- SET TASK -
Write out the material again word for word, dropping any images it holds.

- LISTED RECORDS -
=====

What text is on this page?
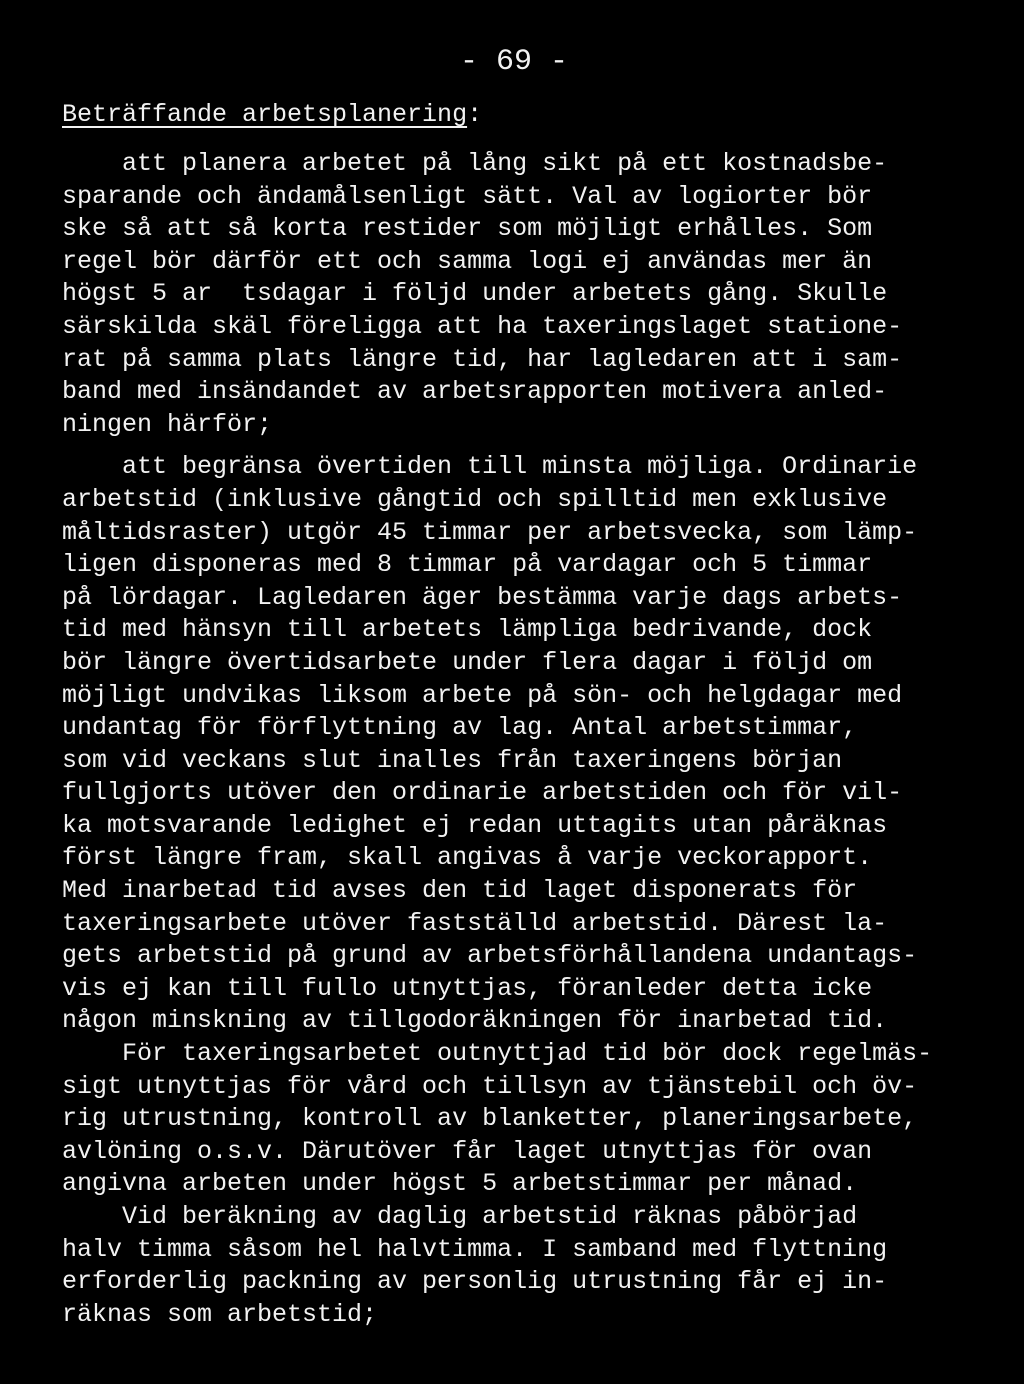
- 69 -
Beträffande arbetsplanering:
att planera arbetet på lång sikt på ett kostnadsbe-
sparande och ändamålsenligt sätt. Val av logiorter bör
ske så att så korta restider som möjligt erhålles. Som
regel bör därför ett och samma logi ej användas mer än
högst 5 ar  tsdagar i följd under arbetets gång. Skulle
särskilda skäl föreligga att ha taxeringslaget statione-
rat på samma plats längre tid, har lagledaren att i sam-
band med insändandet av arbetsrapporten motivera anled-
ningen härför;
att begränsa övertiden till minsta möjliga. Ordinarie
arbetstid (inklusive gångtid och spilltid men exklusive
måltidsraster) utgör 45 timmar per arbetsvecka, som lämp-
ligen disponeras med 8 timmar på vardagar och 5 timmar
på lördagar. Lagledaren äger bestämma varje dags arbets-
tid med hänsyn till arbetets lämpliga bedrivande, dock
bör längre övertidsarbete under flera dagar i följd om
möjligt undvikas liksom arbete på sön- och helgdagar med
undantag för förflyttning av lag. Antal arbetstimmar,
som vid veckans slut inalles från taxeringens början
fullgjorts utöver den ordinarie arbetstiden och för vil-
ka motsvarande ledighet ej redan uttagits utan påräknas
först längre fram, skall angivas å varje veckorapport.
Med inarbetad tid avses den tid laget disponerats för
taxeringsarbete utöver fastställd arbetstid. Därest la-
gets arbetstid på grund av arbetsförhållandena undantags-
vis ej kan till fullo utnyttjas, föranleder detta icke
någon minskning av tillgodoräkningen för inarbetad tid.
För taxeringsarbetet outnyttjad tid bör dock regelmäs-
sigt utnyttjas för vård och tillsyn av tjänstebil och öv-
rig utrustning, kontroll av blanketter, planeringsarbete,
avlöning o.s.v. Därutöver får laget utnyttjas för ovan
angivna arbeten under högst 5 arbetstimmar per månad.
Vid beräkning av daglig arbetstid räknas påbörjad
halv timma såsom hel halvtimma. I samband med flyttning
erforderlig packning av personlig utrustning får ej in-
räknas som arbetstid;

=====

- REPLY -
What text is on this page?
- 69 -
Beträffande arbetsplanering:
att planera arbetet på lång sikt på ett kostnadsbe-
sparande och ändamålsenligt sätt. Val av logiorter bör
ske så att så korta restider som möjligt erhålles. Som
regel bör därför ett och samma logi ej användas mer än
högst 5 ar  tsdagar i följd under arbetets gång. Skulle
särskilda skäl föreligga att ha taxeringslaget statione-
rat på samma plats längre tid, har lagledaren att i sam-
band med insändandet av arbetsrapporten motivera anled-
ningen härför;
att begränsa övertiden till minsta möjliga. Ordinarie
arbetstid (inklusive gångtid och spilltid men exklusive
måltidsraster) utgör 45 timmar per arbetsvecka, som lämp-
ligen disponeras med 8 timmar på vardagar och 5 timmar
på lördagar. Lagledaren äger bestämma varje dags arbets-
tid med hänsyn till arbetets lämpliga bedrivande, dock
bör längre övertidsarbete under flera dagar i följd om
möjligt undvikas liksom arbete på sön- och helgdagar med
undantag för förflyttning av lag. Antal arbetstimmar,
som vid veckans slut inalles från taxeringens början
fullgjorts utöver den ordinarie arbetstiden och för vil-
ka motsvarande ledighet ej redan uttagits utan påräknas
först längre fram, skall angivas å varje veckorapport.
Med inarbetad tid avses den tid laget disponerats för
taxeringsarbete utöver fastställd arbetstid. Därest la-
gets arbetstid på grund av arbetsförhållandena undantags-
vis ej kan till fullo utnyttjas, föranleder detta icke
någon minskning av tillgodoräkningen för inarbetad tid.
För taxeringsarbetet outnyttjad tid bör dock regelmäs-
sigt utnyttjas för vård och tillsyn av tjänstebil och öv-
rig utrustning, kontroll av blanketter, planeringsarbete,
avlöning o.s.v. Därutöver får laget utnyttjas för ovan
angivna arbeten under högst 5 arbetstimmar per månad.
Vid beräkning av daglig arbetstid räknas påbörjad
halv timma såsom hel halvtimma. I samband med flyttning
erforderlig packning av personlig utrustning får ej in-
räknas som arbetstid;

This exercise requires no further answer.